## Written problem
Show every line where "версии" occurs.

## Information shown
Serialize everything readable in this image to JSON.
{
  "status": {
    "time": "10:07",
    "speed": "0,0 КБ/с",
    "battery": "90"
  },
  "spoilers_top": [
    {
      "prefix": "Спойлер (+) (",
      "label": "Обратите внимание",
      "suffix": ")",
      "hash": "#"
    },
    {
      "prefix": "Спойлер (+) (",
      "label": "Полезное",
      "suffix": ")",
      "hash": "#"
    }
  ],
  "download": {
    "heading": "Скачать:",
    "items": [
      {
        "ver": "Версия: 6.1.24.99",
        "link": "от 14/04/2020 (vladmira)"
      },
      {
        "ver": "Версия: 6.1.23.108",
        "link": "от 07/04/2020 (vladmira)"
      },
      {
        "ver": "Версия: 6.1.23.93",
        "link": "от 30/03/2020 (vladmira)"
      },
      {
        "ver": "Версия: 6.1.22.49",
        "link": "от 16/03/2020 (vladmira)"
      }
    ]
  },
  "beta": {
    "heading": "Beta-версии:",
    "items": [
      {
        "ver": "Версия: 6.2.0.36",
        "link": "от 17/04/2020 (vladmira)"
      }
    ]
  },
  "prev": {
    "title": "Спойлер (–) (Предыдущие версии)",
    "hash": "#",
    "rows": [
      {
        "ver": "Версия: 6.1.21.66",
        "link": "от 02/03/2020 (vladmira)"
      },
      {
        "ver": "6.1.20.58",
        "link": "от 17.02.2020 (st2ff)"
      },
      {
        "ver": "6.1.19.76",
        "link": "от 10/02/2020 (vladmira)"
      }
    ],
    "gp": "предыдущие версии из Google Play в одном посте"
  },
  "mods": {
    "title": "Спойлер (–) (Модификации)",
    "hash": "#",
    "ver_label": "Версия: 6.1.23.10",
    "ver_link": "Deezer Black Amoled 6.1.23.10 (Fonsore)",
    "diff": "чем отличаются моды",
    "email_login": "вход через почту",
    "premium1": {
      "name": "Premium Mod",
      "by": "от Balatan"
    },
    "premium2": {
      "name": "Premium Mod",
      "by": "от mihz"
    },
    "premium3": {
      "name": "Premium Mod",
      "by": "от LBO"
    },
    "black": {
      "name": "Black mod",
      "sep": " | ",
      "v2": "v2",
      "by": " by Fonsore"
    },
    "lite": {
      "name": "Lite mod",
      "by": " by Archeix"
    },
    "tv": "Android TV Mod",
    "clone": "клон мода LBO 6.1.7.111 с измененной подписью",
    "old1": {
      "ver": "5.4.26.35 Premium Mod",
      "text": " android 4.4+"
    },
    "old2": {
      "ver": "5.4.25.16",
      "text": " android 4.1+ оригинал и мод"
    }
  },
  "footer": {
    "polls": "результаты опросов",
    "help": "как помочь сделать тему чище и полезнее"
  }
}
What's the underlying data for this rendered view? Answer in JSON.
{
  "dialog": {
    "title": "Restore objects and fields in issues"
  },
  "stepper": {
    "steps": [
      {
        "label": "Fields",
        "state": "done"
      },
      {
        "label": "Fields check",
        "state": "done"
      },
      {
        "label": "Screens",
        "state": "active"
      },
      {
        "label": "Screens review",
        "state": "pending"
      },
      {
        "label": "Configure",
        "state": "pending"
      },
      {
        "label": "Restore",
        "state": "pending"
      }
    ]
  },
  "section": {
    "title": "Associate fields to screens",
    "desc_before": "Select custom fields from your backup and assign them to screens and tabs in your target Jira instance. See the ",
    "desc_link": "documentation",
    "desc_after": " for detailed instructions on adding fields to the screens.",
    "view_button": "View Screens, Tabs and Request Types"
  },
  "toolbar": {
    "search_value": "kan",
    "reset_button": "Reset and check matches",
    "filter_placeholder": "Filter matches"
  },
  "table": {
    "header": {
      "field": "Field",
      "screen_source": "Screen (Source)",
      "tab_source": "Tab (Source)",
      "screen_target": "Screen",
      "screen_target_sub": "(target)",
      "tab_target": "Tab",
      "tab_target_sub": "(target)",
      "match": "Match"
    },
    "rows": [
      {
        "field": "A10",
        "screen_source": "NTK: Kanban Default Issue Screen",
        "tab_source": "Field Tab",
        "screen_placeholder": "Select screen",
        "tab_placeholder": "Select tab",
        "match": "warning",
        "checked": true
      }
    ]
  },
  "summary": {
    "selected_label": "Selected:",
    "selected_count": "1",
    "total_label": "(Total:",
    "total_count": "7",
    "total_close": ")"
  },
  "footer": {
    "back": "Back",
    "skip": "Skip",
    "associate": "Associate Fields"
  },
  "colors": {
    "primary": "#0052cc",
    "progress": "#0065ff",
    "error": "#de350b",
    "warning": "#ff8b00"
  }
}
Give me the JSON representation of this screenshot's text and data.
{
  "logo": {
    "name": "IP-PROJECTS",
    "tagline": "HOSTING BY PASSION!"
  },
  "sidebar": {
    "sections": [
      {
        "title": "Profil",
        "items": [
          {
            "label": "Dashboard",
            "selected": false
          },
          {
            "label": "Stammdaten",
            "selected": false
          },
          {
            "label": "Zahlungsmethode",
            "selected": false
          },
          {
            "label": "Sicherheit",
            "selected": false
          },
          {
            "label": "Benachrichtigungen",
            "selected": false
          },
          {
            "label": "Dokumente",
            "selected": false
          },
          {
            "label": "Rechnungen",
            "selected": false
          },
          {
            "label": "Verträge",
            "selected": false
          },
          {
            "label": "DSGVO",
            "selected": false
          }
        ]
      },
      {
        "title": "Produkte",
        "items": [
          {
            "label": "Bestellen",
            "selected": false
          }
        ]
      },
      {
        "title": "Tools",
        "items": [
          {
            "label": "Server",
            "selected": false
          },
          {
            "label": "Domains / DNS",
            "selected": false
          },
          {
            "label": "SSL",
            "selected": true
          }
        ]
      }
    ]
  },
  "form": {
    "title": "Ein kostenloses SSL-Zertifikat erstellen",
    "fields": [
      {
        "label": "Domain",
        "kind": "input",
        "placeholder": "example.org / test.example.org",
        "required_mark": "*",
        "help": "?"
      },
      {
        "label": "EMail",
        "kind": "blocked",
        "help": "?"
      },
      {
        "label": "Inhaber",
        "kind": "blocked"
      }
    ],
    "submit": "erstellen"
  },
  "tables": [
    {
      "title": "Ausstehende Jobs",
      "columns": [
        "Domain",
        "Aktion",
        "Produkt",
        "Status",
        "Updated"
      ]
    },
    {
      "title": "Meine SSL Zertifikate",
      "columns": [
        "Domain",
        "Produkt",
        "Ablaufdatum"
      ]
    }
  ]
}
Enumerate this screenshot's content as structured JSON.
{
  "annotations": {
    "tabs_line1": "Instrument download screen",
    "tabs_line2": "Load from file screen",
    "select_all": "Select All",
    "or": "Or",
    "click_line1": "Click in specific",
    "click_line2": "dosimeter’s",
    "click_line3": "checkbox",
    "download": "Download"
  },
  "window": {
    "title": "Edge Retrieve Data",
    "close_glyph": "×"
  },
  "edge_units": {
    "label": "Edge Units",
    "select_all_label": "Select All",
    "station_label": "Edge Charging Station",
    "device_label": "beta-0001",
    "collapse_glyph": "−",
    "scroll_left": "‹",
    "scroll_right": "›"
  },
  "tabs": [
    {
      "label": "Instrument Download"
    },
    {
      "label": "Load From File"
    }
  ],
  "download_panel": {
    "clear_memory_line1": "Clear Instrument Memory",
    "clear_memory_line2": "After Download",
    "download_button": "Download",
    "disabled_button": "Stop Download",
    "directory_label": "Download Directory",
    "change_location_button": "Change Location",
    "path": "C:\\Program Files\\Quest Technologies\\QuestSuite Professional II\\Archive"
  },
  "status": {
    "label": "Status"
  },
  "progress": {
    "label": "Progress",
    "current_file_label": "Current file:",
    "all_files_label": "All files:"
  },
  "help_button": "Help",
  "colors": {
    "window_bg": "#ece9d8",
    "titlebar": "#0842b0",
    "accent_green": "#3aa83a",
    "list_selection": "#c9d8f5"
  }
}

## Written solution
    "heading": "Beta-версии:",
    "title": "Спойлер (–) (Предыдущие версии)",
    "gp": "предыдущие версии из Google Play в одном посте"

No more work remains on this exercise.